Dataset items:

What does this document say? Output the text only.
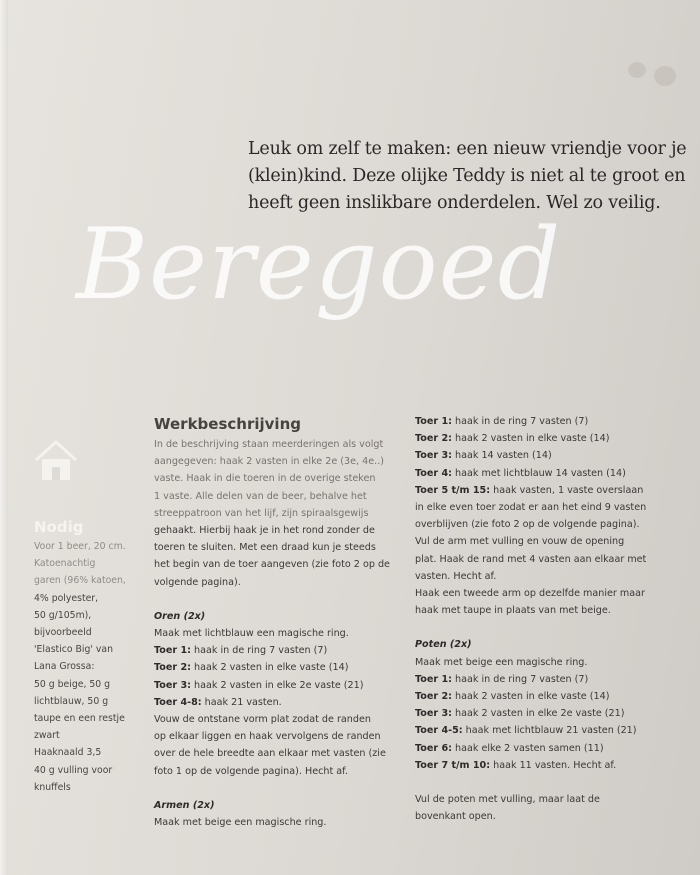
Leuk om zelf te maken: een nieuw vriendje voor je
(klein)kind. Deze olijke Teddy is niet al te groot en
heeft geen inslikbare onderdelen. Wel zo veilig.
Beregoed
Nodig
Voor 1 beer, 20 cm.
Katoenachtig
garen (96% katoen,
4% polyester,
50 g/105m),
bijvoorbeeld
'Elastico Big' van
Lana Grossa:
50 g beige, 50 g
lichtblauw, 50 g
taupe en een restje
zwart
Haaknaald 3,5
40 g vulling voor
knuffels
Werkbeschrijving
In de beschrijving staan meerderingen als volgt
aangegeven: haak 2 vasten in elke 2e (3e, 4e..)
vaste. Haak in die toeren in de overige steken
1 vaste. Alle delen van de beer, behalve het
streeppatroon van het lijf, zijn spiraalsgewijs
gehaakt. Hierbij haak je in het rond zonder de
toeren te sluiten. Met een draad kun je steeds
het begin van de toer aangeven (zie foto 2 op de
volgende pagina).
Oren (2x)
Maak met lichtblauw een magische ring.
Toer 1: haak in de ring 7 vasten (7)
Toer 2: haak 2 vasten in elke vaste (14)
Toer 3: haak 2 vasten in elke 2e vaste (21)
Toer 4-8: haak 21 vasten.
Vouw de ontstane vorm plat zodat de randen
op elkaar liggen en haak vervolgens de randen
over de hele breedte aan elkaar met vasten (zie
foto 1 op de volgende pagina). Hecht af.
Armen (2x)
Maak met beige een magische ring.
Toer 1: haak in de ring 7 vasten (7)
Toer 2: haak 2 vasten in elke vaste (14)
Toer 3: haak 14 vasten (14)
Toer 4: haak met lichtblauw 14 vasten (14)
Toer 5 t/m 15: haak vasten, 1 vaste overslaan
in elke even toer zodat er aan het eind 9 vasten
overblijven (zie foto 2 op de volgende pagina).
Vul de arm met vulling en vouw de opening
plat. Haak de rand met 4 vasten aan elkaar met
vasten. Hecht af.
Haak een tweede arm op dezelfde manier maar
haak met taupe in plaats van met beige.
Poten (2x)
Maak met beige een magische ring.
Toer 1: haak in de ring 7 vasten (7)
Toer 2: haak 2 vasten in elke vaste (14)
Toer 3: haak 2 vasten in elke 2e vaste (21)
Toer 4-5: haak met lichtblauw 21 vasten (21)
Toer 6: haak elke 2 vasten samen (11)
Toer 7 t/m 10: haak 11 vasten. Hecht af.
Vul de poten met vulling, maar laat de
bovenkant open.
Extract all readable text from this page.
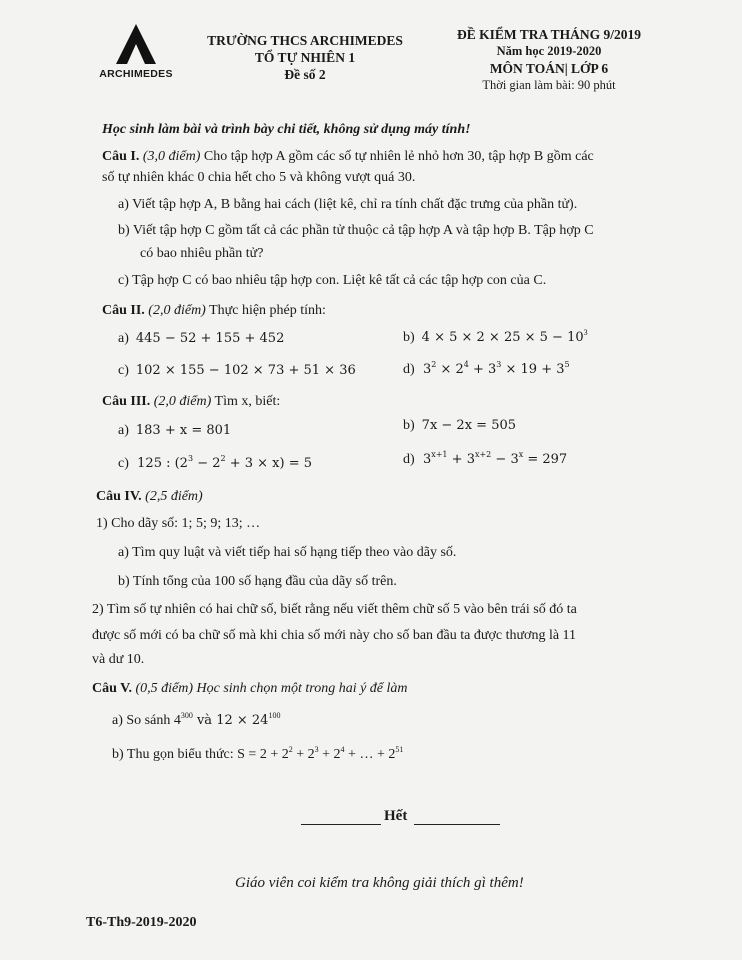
ARCHIMEDES
TRƯỜNG THCS ARCHIMEDES
TỔ TỰ NHIÊN 1
Đề số 2
ĐỀ KIỂM TRA THÁNG 9/2019
Năm học 2019-2020
MÔN TOÁN| LỚP 6
Thời gian làm bài: 90 phút
Học sinh làm bài và trình bày chi tiết, không sử dụng máy tính!
Câu I. (3,0 điểm) Cho tập hợp A gồm các số tự nhiên lẻ nhỏ hơn 30, tập hợp B gồm các
số tự nhiên khác 0 chia hết cho 5 và không vượt quá 30.
a) Viết tập hợp A, B bằng hai cách (liệt kê, chỉ ra tính chất đặc trưng của phần tử).
b) Viết tập hợp C gồm tất cả các phần tử thuộc cả tập hợp A và tập hợp B. Tập hợp C
có bao nhiêu phần tử?
c) Tập hợp C có bao nhiêu tập hợp con. Liệt kê tất cả các tập hợp con của C.
Câu II. (2,0 điểm) Thực hiện phép tính:
a) 445 − 52 + 155 + 452	b) $4 \times 5 \times 2 \times 25 \times 5 - 10^3$
c) 102 × 155 − 102 × 73 + 51 × 36	d) $3^2 \times 2^4 + 3^3 \times 19 + 3^5$
Câu III. (2,0 điểm) Tìm x, biết:
a) 183 + x = 801	b) 7x − 2x = 505
c) 125 : $(2^3 - 2^2 + 3 \times x) = 5$	d) $3^{x+1} + 3^{x+2} - 3^x = 297$
Câu IV. (2,5 điểm)
1) Cho dãy số: 1; 5; 9; 13; …
a) Tìm quy luật và viết tiếp hai số hạng tiếp theo vào dãy số.
b) Tính tổng của 100 số hạng đầu của dãy số trên.
2) Tìm số tự nhiên có hai chữ số, biết rằng nếu viết thêm chữ số 5 vào bên trái số đó ta
được số mới có ba chữ số mà khi chia số mới này cho số ban đầu ta được thương là 11
và dư 10.
Câu V. (0,5 điểm) Học sinh chọn một trong hai ý để làm
a) So sánh $4^{300}$ và $12 \times 24^{100}$
b) Thu gọn biểu thức: $S = 2 + 2^2 + 2^3 + 2^4$ + … + $2^{51}$
Hết
Giáo viên coi kiểm tra không giải thích gì thêm!
T6-Th9-2019-2020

WHAT TO PRODUCE:
Copy each line from the records above that includes the string "thêm".

SOLVED PROBLEM:
2) Tìm số tự nhiên có hai chữ số, biết rằng nếu viết thêm chữ số 5 vào bên trái số đó ta
Giáo viên coi kiểm tra không giải thích gì thêm!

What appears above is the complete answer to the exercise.